PARTES DEL EJERCICIO:
• A. En la nota sobre la huelga del campo argentino, ¿cuántos días de huelga pasaron antes de que los productores decidieran suspenderla?
• B. Edita la nota sobre la huelga del campo argentino: copia el pasaje desde "El jueves, en" hasta "empresarios del campo.", ambos incluidos, y cambia "mandataria" por "presidenta".

━━ EXTRACTO SELECCIONADO ━━

BUENOS AIRES [El Comercio/Agencias]. El discurso de la presidenta tuvo efecto. Después de 16 días de huelga, los productores agropecuarios argentinos decidieron suspender la huelga y los bloqueos en las carreteras, para así iniciar el diálogo con el gobierno de Cristina Fernández de Kirchner.
Los productores "han decidido levantar la medida de fuerza manteniendo el estado de alerta y movilización a la vera de las rutas", precisó un comunicado de prensa titulado "El diálogo exige esfuerzos", firmado por las cuatro organizaciones que agrupan a los productores del campo.
El jueves, en un multitudinario acto partidario, la mandataria había exhortado a los huelguistas a levantar el paro lanzado contra los aumentos de impuestos a las exportaciones de granos, sobre todo de la soya. "Les pido humildemente que levanten el paro para dialogar", dijo Fernández, algo que fue bien recibido por los empresarios del campo.
"El objetivo de esta definición es facilitar una reunión con el Gobierno Nacional, luego de la cual se evaluarán sus resultados, los que serán sometidos a consultas con las bases de todo el país", señalaron los productores.
Los agricultores se rebelaron contra un incremento tributario a las exportaciones de soya, cuya alícuota fue elevada de 35% a 44%, lo que fue considerado confiscatorio por los huelguistas.

━━━
━━ FRAGMENTOS DE DATOS ━━

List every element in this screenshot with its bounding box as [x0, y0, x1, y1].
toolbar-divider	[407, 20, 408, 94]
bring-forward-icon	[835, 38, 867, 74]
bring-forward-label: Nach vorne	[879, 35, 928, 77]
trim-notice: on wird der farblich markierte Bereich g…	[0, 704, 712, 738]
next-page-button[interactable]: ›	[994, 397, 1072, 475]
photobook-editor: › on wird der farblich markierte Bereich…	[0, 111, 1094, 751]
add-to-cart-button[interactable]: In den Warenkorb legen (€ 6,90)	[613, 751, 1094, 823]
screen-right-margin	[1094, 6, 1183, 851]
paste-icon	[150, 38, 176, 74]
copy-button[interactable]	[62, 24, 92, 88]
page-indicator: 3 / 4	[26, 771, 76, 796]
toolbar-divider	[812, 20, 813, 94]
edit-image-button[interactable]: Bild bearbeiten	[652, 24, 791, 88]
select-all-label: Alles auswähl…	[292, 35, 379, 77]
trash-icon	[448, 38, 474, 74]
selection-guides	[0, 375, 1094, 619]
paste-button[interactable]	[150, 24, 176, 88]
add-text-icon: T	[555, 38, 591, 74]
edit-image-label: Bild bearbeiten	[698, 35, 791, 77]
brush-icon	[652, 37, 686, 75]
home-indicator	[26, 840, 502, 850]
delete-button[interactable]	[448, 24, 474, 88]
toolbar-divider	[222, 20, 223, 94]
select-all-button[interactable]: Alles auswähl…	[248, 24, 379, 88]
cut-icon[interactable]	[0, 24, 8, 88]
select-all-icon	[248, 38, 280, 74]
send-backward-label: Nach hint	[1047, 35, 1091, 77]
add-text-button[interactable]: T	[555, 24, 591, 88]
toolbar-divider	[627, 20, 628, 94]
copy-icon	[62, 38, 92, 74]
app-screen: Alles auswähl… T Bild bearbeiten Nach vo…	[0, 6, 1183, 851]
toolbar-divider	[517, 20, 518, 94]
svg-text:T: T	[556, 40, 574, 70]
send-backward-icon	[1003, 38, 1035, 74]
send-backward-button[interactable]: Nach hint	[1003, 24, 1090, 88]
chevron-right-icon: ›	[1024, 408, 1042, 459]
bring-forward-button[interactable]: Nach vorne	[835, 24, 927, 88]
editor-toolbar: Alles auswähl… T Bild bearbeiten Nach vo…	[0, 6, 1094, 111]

━━━

LISTA DE RESPUESTAS:
• A. 16 días.

• B.
El jueves, en un multitudinario acto partidario, la presidenta había exhortado a los huelguistas a levantar el paro lanzado contra los aumentos de impuestos a las exportaciones de granos, sobre todo de la soya. "Les pido humildemente que levanten el paro para dialogar", dijo Fernández, algo que fue bien recibido por los empresarios del campo.